* _Directions for this task_
Check each line of the listing below for the string "What", and copy the ones that have it.

* _Listing_
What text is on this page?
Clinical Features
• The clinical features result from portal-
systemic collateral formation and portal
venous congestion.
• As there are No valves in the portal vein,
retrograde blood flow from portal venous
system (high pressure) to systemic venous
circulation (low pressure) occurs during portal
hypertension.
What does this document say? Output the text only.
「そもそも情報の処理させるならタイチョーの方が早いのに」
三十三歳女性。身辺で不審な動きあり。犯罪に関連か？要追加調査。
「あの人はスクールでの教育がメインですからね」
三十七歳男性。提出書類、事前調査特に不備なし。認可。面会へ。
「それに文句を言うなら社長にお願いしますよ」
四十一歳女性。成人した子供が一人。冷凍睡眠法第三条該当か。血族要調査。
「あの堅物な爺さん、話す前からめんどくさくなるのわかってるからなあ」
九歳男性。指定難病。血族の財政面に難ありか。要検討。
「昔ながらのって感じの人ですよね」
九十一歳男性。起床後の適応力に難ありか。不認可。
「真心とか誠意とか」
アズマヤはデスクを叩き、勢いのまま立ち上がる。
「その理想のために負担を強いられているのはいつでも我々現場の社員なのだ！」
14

...

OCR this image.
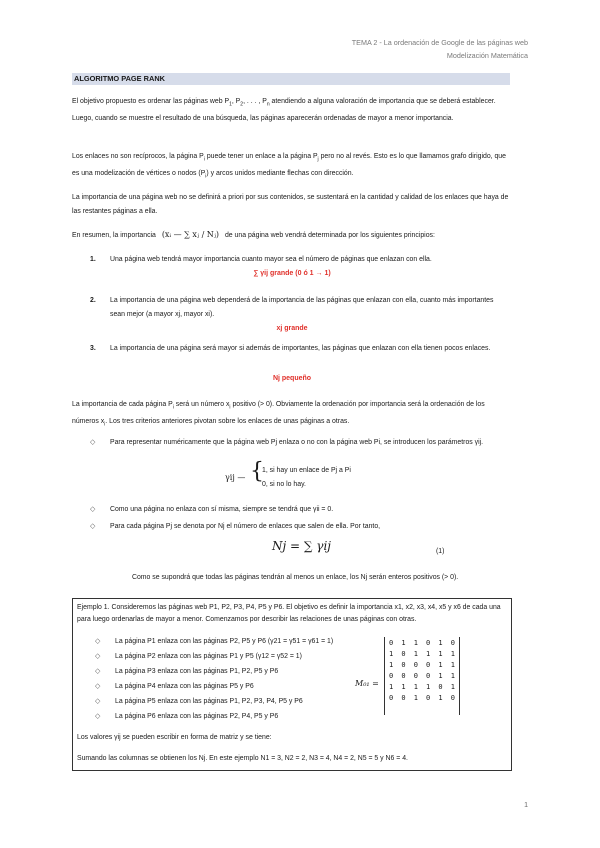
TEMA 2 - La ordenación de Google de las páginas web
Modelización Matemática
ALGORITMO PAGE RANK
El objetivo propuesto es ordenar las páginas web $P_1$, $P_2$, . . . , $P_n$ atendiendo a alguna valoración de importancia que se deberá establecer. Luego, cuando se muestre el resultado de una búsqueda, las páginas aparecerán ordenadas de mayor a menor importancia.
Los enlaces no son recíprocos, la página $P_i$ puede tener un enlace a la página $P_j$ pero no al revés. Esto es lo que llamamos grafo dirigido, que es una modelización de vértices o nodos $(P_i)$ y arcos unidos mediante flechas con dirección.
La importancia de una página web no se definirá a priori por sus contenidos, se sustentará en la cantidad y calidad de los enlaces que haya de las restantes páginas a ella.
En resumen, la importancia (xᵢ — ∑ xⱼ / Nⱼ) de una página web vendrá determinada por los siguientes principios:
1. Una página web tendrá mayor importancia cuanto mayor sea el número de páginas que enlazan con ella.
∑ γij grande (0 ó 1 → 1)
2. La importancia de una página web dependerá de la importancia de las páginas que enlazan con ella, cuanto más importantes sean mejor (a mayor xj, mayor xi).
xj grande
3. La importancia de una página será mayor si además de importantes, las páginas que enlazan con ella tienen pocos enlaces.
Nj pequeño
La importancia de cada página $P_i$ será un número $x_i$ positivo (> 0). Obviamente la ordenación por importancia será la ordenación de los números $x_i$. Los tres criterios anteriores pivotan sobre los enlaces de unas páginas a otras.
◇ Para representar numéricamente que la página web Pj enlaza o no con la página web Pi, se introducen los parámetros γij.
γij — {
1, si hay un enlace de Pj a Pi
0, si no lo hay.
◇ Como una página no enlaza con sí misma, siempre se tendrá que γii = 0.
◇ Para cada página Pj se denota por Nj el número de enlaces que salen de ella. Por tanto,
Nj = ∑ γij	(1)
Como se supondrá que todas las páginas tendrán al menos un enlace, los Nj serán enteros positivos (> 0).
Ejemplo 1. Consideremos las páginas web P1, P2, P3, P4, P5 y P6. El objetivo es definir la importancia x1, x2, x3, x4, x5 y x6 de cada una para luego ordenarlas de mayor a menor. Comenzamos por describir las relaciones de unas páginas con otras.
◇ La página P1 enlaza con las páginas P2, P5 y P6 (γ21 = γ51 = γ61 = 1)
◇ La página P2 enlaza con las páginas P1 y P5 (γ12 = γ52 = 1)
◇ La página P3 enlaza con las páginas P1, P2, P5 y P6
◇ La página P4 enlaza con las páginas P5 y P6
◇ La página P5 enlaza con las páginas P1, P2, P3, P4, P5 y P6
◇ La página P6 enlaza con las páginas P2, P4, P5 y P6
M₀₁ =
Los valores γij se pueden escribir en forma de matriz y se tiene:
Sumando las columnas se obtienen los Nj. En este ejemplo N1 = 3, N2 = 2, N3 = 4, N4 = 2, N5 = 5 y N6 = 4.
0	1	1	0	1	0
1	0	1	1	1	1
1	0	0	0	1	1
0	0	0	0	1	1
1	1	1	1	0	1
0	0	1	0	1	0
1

* * *

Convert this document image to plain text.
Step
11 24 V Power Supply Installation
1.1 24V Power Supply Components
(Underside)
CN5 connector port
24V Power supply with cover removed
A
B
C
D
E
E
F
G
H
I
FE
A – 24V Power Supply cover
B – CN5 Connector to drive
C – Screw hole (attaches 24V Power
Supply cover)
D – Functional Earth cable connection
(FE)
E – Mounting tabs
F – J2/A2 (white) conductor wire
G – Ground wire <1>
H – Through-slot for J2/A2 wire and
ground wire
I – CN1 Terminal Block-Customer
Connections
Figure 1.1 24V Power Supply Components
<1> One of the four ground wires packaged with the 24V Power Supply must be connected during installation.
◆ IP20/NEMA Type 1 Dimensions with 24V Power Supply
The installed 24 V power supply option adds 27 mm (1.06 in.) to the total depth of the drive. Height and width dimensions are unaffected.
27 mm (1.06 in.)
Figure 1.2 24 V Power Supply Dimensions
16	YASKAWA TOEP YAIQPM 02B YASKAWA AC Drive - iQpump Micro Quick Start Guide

* _Solution_
What text is on this page?
What does this document say? Output the text only.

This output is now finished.